** start **

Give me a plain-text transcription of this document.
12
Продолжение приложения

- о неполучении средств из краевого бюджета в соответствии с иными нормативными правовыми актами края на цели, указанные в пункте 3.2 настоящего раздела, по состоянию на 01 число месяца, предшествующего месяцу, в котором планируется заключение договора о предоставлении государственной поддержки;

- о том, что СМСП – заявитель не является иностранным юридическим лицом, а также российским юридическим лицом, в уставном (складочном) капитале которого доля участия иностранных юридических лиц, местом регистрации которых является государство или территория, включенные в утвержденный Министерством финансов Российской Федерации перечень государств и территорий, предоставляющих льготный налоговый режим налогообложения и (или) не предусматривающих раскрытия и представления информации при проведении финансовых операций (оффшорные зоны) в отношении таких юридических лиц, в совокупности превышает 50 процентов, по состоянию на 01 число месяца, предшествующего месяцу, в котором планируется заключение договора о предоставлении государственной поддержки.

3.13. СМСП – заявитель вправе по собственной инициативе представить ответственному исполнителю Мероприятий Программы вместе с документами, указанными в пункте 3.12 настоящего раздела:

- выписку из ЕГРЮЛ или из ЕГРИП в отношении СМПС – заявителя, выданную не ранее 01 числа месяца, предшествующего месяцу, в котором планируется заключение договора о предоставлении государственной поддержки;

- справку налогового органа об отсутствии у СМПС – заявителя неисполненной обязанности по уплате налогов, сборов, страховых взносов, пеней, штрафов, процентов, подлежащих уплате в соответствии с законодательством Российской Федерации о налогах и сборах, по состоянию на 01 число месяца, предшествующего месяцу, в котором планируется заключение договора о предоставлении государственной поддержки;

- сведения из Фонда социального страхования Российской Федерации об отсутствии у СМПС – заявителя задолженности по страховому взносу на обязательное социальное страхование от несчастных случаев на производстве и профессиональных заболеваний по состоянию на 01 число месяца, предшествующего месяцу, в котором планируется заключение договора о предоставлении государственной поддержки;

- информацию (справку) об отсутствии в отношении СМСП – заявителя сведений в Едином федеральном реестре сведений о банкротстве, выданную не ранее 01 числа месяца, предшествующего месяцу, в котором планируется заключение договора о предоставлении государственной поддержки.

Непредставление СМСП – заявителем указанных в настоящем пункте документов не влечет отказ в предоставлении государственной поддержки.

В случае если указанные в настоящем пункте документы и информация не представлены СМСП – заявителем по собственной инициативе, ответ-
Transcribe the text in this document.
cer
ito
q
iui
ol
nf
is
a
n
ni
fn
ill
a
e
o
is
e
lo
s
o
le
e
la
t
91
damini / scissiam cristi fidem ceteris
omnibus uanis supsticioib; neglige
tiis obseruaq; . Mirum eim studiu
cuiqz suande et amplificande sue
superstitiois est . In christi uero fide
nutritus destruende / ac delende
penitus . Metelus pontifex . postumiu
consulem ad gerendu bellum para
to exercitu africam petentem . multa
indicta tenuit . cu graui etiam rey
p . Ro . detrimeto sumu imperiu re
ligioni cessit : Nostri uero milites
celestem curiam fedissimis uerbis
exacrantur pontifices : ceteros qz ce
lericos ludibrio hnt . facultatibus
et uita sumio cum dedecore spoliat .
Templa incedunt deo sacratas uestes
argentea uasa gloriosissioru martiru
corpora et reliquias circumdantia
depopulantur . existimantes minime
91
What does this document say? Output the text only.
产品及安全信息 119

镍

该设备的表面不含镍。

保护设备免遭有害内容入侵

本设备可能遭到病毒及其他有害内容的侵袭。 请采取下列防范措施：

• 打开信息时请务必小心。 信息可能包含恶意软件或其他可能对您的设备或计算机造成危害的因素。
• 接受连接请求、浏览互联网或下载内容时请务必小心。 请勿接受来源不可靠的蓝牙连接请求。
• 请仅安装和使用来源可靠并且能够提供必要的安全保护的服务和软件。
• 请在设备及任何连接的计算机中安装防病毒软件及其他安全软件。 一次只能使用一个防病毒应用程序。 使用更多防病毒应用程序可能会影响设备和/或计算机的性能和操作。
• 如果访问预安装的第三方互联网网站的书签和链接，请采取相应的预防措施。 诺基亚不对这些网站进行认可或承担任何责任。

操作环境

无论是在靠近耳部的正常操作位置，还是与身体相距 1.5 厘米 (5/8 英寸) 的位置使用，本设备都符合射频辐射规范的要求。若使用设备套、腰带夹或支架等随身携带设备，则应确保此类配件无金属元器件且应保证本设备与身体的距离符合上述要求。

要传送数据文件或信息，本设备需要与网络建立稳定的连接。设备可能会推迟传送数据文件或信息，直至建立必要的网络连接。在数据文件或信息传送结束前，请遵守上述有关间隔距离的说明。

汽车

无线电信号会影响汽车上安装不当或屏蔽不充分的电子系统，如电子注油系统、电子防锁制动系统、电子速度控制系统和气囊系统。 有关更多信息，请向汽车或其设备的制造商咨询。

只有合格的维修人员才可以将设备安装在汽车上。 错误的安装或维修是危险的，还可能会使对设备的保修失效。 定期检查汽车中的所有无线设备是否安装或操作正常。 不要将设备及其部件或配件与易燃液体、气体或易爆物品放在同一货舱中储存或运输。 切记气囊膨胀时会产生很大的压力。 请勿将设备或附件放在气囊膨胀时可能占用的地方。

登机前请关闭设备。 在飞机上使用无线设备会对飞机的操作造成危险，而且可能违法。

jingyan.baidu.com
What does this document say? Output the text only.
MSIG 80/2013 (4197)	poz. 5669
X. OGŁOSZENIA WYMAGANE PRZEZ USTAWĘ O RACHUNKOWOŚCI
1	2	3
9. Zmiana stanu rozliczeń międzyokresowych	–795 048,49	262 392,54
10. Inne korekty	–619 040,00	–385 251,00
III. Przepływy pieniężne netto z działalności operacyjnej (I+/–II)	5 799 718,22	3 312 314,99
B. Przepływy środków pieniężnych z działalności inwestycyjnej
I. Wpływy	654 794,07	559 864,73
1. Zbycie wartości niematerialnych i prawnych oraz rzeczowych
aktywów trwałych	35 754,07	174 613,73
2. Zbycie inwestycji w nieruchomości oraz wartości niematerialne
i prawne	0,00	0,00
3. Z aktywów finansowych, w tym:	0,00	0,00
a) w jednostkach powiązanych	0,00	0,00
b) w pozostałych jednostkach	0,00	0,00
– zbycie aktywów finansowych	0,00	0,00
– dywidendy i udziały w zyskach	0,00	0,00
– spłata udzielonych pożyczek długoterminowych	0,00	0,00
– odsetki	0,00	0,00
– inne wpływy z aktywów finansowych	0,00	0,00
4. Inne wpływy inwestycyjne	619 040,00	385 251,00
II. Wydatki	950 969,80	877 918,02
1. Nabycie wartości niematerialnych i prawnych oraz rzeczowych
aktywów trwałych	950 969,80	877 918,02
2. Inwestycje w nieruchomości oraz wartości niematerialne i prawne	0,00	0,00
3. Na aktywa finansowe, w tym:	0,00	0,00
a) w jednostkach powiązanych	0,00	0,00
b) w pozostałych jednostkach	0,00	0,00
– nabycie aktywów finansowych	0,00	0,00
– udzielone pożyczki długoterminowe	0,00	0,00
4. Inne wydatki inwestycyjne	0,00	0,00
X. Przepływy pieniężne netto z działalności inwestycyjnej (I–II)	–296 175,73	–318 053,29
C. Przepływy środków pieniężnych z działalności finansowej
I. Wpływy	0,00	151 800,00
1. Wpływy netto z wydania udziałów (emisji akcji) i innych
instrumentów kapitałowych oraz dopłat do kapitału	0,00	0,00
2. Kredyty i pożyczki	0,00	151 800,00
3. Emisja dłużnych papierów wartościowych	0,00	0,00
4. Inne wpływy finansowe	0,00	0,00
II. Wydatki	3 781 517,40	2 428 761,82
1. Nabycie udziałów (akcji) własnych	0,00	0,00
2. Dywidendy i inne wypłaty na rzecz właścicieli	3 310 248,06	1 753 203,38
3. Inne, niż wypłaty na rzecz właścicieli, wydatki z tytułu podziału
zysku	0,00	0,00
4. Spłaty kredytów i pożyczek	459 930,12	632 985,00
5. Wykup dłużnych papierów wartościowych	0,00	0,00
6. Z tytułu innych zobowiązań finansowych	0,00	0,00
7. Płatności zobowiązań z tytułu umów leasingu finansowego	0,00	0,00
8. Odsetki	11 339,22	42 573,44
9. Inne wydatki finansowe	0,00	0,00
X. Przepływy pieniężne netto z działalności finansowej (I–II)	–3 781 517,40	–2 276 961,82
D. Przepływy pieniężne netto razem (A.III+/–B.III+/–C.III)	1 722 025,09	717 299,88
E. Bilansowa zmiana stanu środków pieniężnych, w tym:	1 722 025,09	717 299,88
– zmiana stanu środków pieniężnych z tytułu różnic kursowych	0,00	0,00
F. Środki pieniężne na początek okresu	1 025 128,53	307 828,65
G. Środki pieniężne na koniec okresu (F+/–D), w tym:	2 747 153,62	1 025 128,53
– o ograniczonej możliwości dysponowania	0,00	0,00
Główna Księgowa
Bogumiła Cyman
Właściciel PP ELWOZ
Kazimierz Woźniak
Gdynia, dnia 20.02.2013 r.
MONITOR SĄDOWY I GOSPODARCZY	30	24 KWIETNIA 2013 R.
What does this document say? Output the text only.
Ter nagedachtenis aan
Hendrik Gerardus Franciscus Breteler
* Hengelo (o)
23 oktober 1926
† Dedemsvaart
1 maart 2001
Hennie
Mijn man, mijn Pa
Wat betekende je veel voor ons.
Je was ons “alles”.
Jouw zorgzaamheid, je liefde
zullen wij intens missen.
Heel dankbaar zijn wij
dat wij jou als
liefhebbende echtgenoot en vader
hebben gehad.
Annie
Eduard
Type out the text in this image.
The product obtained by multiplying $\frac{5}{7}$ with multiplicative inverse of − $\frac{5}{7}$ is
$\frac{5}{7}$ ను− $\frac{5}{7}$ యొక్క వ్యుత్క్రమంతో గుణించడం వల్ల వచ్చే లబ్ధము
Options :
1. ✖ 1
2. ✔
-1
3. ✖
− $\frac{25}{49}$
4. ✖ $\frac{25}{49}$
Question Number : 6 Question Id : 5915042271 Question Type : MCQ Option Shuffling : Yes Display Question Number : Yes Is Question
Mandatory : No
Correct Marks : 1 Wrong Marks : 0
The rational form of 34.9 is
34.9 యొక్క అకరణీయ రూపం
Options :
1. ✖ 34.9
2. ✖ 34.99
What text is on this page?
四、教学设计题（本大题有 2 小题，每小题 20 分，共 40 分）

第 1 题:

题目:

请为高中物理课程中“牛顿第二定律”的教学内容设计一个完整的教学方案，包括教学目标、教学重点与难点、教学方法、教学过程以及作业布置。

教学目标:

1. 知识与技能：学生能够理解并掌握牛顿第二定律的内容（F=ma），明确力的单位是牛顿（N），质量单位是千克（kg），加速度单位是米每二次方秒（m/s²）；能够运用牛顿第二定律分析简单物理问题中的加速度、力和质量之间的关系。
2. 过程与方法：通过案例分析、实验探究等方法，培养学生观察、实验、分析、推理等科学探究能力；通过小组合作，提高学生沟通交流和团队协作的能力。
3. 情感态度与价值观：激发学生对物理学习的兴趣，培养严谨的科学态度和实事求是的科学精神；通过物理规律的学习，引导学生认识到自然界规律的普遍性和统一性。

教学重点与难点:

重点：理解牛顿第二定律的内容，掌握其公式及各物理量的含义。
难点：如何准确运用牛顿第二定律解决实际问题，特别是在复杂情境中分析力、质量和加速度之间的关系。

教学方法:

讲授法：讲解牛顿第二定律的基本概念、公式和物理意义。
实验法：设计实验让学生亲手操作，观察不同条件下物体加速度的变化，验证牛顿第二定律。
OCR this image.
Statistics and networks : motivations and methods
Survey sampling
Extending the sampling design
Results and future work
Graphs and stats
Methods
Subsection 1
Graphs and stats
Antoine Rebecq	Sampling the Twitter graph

** end **

**WRITTEN TASK**
Extract every line from the one containing "What text is on this page?" through the last line of the data, inclusive, exactly as written.

**COMPLETED TASK**
What text is on this page?
四、教学设计题（本大题有 2 小题，每小题 20 分，共 40 分）

第 1 题:

题目:

请为高中物理课程中“牛顿第二定律”的教学内容设计一个完整的教学方案，包括教学目标、教学重点与难点、教学方法、教学过程以及作业布置。

教学目标:

1. 知识与技能：学生能够理解并掌握牛顿第二定律的内容（F=ma），明确力的单位是牛顿（N），质量单位是千克（kg），加速度单位是米每二次方秒（m/s²）；能够运用牛顿第二定律分析简单物理问题中的加速度、力和质量之间的关系。
2. 过程与方法：通过案例分析、实验探究等方法，培养学生观察、实验、分析、推理等科学探究能力；通过小组合作，提高学生沟通交流和团队协作的能力。
3. 情感态度与价值观：激发学生对物理学习的兴趣，培养严谨的科学态度和实事求是的科学精神；通过物理规律的学习，引导学生认识到自然界规律的普遍性和统一性。

教学重点与难点:

重点：理解牛顿第二定律的内容，掌握其公式及各物理量的含义。
难点：如何准确运用牛顿第二定律解决实际问题，特别是在复杂情境中分析力、质量和加速度之间的关系。

教学方法:

讲授法：讲解牛顿第二定律的基本概念、公式和物理意义。
实验法：设计实验让学生亲手操作，观察不同条件下物体加速度的变化，验证牛顿第二定律。
OCR this image.
Statistics and networks : motivations and methods
Survey sampling
Extending the sampling design
Results and future work
Graphs and stats
Methods
Subsection 1
Graphs and stats
Antoine Rebecq	Sampling the Twitter graph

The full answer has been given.